:: OBJECTIVE ::
Write out the records again, exactly, leaving none out.

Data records
>> Start

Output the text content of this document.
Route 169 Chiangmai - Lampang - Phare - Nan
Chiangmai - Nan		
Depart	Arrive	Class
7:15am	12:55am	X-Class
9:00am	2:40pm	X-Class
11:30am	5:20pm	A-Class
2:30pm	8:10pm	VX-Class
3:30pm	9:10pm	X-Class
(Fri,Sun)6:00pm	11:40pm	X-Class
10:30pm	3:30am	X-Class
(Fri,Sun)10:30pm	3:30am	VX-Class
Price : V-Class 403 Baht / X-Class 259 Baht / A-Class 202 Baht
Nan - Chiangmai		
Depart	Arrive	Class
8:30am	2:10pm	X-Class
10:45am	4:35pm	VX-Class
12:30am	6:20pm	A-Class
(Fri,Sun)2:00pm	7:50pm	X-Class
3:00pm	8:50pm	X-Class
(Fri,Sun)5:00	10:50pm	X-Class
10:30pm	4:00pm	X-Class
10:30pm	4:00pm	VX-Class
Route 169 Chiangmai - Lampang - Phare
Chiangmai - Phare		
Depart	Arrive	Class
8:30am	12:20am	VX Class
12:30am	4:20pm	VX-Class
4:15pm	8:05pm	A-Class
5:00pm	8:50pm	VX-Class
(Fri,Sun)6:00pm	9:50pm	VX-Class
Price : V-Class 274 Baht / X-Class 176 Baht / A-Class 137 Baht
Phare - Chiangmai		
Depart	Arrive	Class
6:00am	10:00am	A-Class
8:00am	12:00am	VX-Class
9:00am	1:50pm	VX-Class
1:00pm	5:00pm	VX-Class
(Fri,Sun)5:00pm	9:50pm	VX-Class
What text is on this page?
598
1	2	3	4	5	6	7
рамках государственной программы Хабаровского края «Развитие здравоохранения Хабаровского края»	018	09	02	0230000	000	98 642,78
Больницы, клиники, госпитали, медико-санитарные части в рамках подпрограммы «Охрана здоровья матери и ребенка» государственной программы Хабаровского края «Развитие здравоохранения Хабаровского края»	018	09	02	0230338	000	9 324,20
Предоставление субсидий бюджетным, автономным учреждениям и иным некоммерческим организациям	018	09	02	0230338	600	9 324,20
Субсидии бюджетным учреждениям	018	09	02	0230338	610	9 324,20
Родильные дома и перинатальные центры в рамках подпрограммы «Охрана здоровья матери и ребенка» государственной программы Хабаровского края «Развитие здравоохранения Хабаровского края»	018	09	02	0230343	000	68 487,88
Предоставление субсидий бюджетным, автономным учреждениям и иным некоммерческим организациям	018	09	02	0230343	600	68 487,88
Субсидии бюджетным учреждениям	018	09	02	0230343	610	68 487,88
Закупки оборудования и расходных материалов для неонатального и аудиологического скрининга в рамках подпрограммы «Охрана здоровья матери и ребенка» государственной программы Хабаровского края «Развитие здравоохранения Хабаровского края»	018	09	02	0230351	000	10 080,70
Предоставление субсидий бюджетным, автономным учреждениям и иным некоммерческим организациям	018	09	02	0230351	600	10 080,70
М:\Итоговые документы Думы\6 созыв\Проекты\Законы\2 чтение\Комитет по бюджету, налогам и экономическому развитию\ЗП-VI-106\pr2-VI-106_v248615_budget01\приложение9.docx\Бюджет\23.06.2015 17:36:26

>> End

:: SOLUTION TO THE EXERCISE ::
Output the text content of this document.
Route 169 Chiangmai - Lampang - Phare - Nan
Chiangmai - Nan		
Depart	Arrive	Class
7:15am	12:55am	X-Class
9:00am	2:40pm	X-Class
11:30am	5:20pm	A-Class
2:30pm	8:10pm	VX-Class
3:30pm	9:10pm	X-Class
(Fri,Sun)6:00pm	11:40pm	X-Class
10:30pm	3:30am	X-Class
(Fri,Sun)10:30pm	3:30am	VX-Class
Price : V-Class 403 Baht / X-Class 259 Baht / A-Class 202 Baht
Nan - Chiangmai		
Depart	Arrive	Class
8:30am	2:10pm	X-Class
10:45am	4:35pm	VX-Class
12:30am	6:20pm	A-Class
(Fri,Sun)2:00pm	7:50pm	X-Class
3:00pm	8:50pm	X-Class
(Fri,Sun)5:00	10:50pm	X-Class
10:30pm	4:00pm	X-Class
10:30pm	4:00pm	VX-Class
Route 169 Chiangmai - Lampang - Phare
Chiangmai - Phare		
Depart	Arrive	Class
8:30am	12:20am	VX Class
12:30am	4:20pm	VX-Class
4:15pm	8:05pm	A-Class
5:00pm	8:50pm	VX-Class
(Fri,Sun)6:00pm	9:50pm	VX-Class
Price : V-Class 274 Baht / X-Class 176 Baht / A-Class 137 Baht
Phare - Chiangmai		
Depart	Arrive	Class
6:00am	10:00am	A-Class
8:00am	12:00am	VX-Class
9:00am	1:50pm	VX-Class
1:00pm	5:00pm	VX-Class
(Fri,Sun)5:00pm	9:50pm	VX-Class
What text is on this page?
598
1	2	3	4	5	6	7
рамках государственной программы Хабаровского края «Развитие здравоохранения Хабаровского края»	018	09	02	0230000	000	98 642,78
Больницы, клиники, госпитали, медико-санитарные части в рамках подпрограммы «Охрана здоровья матери и ребенка» государственной программы Хабаровского края «Развитие здравоохранения Хабаровского края»	018	09	02	0230338	000	9 324,20
Предоставление субсидий бюджетным, автономным учреждениям и иным некоммерческим организациям	018	09	02	0230338	600	9 324,20
Субсидии бюджетным учреждениям	018	09	02	0230338	610	9 324,20
Родильные дома и перинатальные центры в рамках подпрограммы «Охрана здоровья матери и ребенка» государственной программы Хабаровского края «Развитие здравоохранения Хабаровского края»	018	09	02	0230343	000	68 487,88
Предоставление субсидий бюджетным, автономным учреждениям и иным некоммерческим организациям	018	09	02	0230343	600	68 487,88
Субсидии бюджетным учреждениям	018	09	02	0230343	610	68 487,88
Закупки оборудования и расходных материалов для неонатального и аудиологического скрининга в рамках подпрограммы «Охрана здоровья матери и ребенка» государственной программы Хабаровского края «Развитие здравоохранения Хабаровского края»	018	09	02	0230351	000	10 080,70
Предоставление субсидий бюджетным, автономным учреждениям и иным некоммерческим организациям	018	09	02	0230351	600	10 080,70
М:\Итоговые документы Думы\6 созыв\Проекты\Законы\2 чтение\Комитет по бюджету, налогам и экономическому развитию\ЗП-VI-106\pr2-VI-106_v248615_budget01\приложение9.docx\Бюджет\23.06.2015 17:36:26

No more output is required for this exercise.